— begin Excerpted records —

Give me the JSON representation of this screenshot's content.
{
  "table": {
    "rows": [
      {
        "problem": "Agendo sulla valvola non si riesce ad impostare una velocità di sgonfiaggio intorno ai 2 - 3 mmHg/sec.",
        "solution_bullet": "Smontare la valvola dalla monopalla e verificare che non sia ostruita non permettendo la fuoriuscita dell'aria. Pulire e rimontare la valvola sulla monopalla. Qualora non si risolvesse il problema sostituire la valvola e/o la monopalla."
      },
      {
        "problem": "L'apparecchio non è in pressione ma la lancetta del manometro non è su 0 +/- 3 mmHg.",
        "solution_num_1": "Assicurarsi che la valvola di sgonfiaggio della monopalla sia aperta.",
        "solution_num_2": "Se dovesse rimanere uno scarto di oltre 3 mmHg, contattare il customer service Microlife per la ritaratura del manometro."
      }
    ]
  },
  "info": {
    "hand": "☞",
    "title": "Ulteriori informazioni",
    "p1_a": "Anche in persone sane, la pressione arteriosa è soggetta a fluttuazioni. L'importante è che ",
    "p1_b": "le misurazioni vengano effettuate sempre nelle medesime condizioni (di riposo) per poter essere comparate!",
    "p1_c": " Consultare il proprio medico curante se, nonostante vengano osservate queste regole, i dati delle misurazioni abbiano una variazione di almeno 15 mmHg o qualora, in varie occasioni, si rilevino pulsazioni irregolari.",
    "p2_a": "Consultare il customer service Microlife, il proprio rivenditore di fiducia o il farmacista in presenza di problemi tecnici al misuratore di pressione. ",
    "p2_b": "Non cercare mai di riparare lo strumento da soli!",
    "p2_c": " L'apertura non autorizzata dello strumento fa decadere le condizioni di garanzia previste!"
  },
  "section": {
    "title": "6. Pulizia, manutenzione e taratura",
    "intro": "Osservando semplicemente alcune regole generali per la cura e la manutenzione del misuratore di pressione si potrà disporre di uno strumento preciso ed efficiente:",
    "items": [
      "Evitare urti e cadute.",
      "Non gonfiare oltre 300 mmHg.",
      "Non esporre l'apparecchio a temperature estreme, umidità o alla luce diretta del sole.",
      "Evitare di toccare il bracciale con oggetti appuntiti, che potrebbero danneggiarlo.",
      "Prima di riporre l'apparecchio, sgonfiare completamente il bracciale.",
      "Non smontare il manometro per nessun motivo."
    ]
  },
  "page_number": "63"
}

— end Excerpted records —
— begin Excerpted records —

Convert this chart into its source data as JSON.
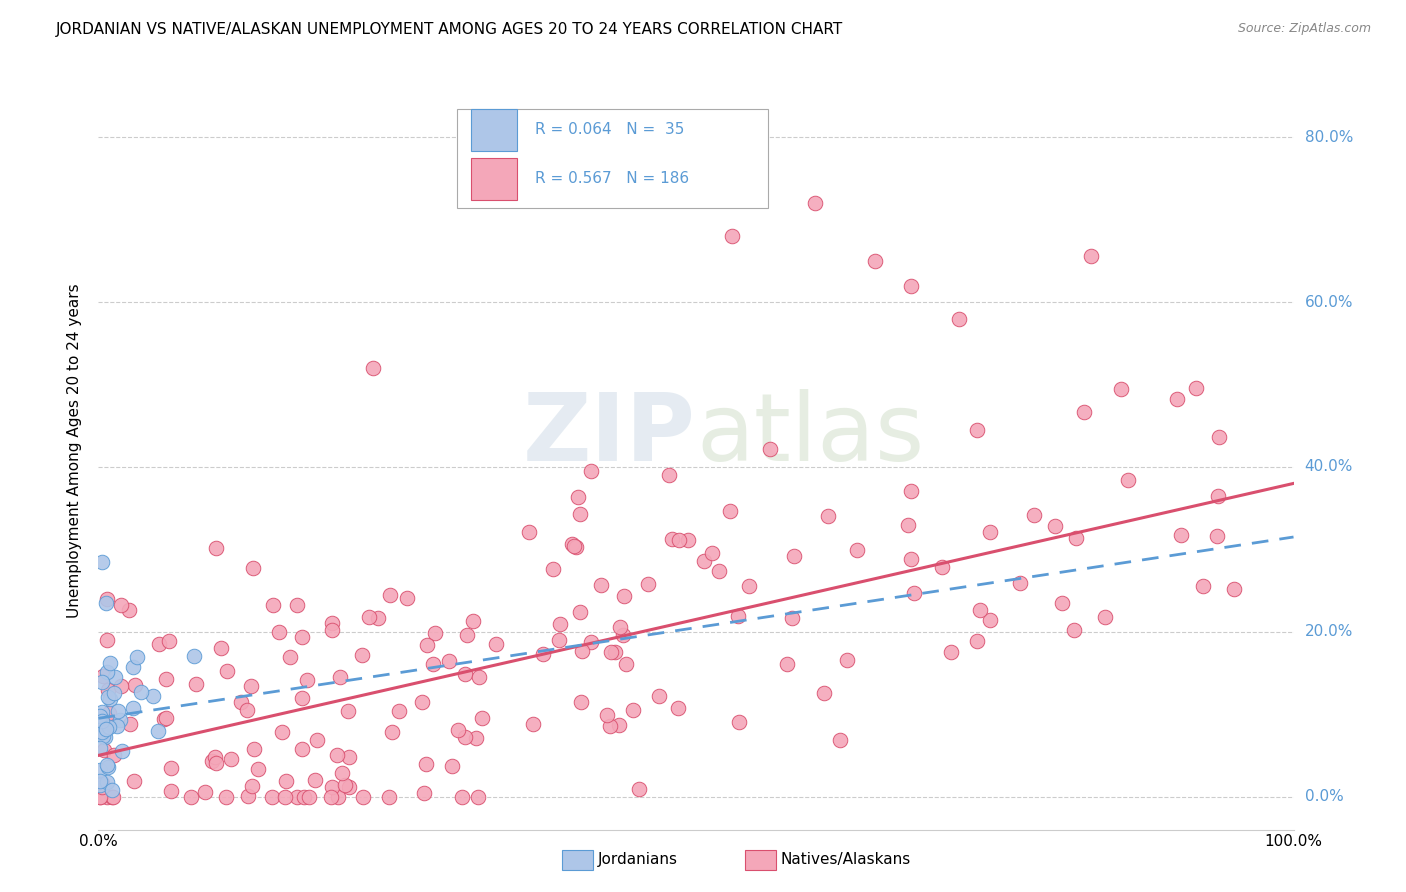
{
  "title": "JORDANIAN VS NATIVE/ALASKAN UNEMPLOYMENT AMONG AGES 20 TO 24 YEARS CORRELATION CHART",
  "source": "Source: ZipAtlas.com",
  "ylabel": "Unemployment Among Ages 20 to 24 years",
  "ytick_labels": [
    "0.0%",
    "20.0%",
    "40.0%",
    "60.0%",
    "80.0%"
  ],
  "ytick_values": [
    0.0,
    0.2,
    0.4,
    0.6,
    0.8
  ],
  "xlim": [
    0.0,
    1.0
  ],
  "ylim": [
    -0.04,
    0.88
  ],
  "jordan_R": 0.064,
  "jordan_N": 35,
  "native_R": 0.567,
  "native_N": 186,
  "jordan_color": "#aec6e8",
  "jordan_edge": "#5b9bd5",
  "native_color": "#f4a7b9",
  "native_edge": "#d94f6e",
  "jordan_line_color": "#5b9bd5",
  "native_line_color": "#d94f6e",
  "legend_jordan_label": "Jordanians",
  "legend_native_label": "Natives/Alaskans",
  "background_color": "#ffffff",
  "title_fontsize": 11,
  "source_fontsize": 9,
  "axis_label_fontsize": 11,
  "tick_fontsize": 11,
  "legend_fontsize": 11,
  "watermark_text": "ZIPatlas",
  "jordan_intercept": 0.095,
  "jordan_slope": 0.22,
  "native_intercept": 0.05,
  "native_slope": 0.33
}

— end Excerpted records —

Using the records above, select and copy every line that has the word "strumento".

*Solution below*
    "p2_b": "Non cercare mai di riparare lo strumento da soli!",
    "p2_c": " L'apertura non autorizzata dello strumento fa decadere le condizioni di garanzia previste!"
    "intro": "Osservando semplicemente alcune regole generali per la cura e la manutenzione del misuratore di pressione si potrà disporre di uno strumento preciso ed efficiente:",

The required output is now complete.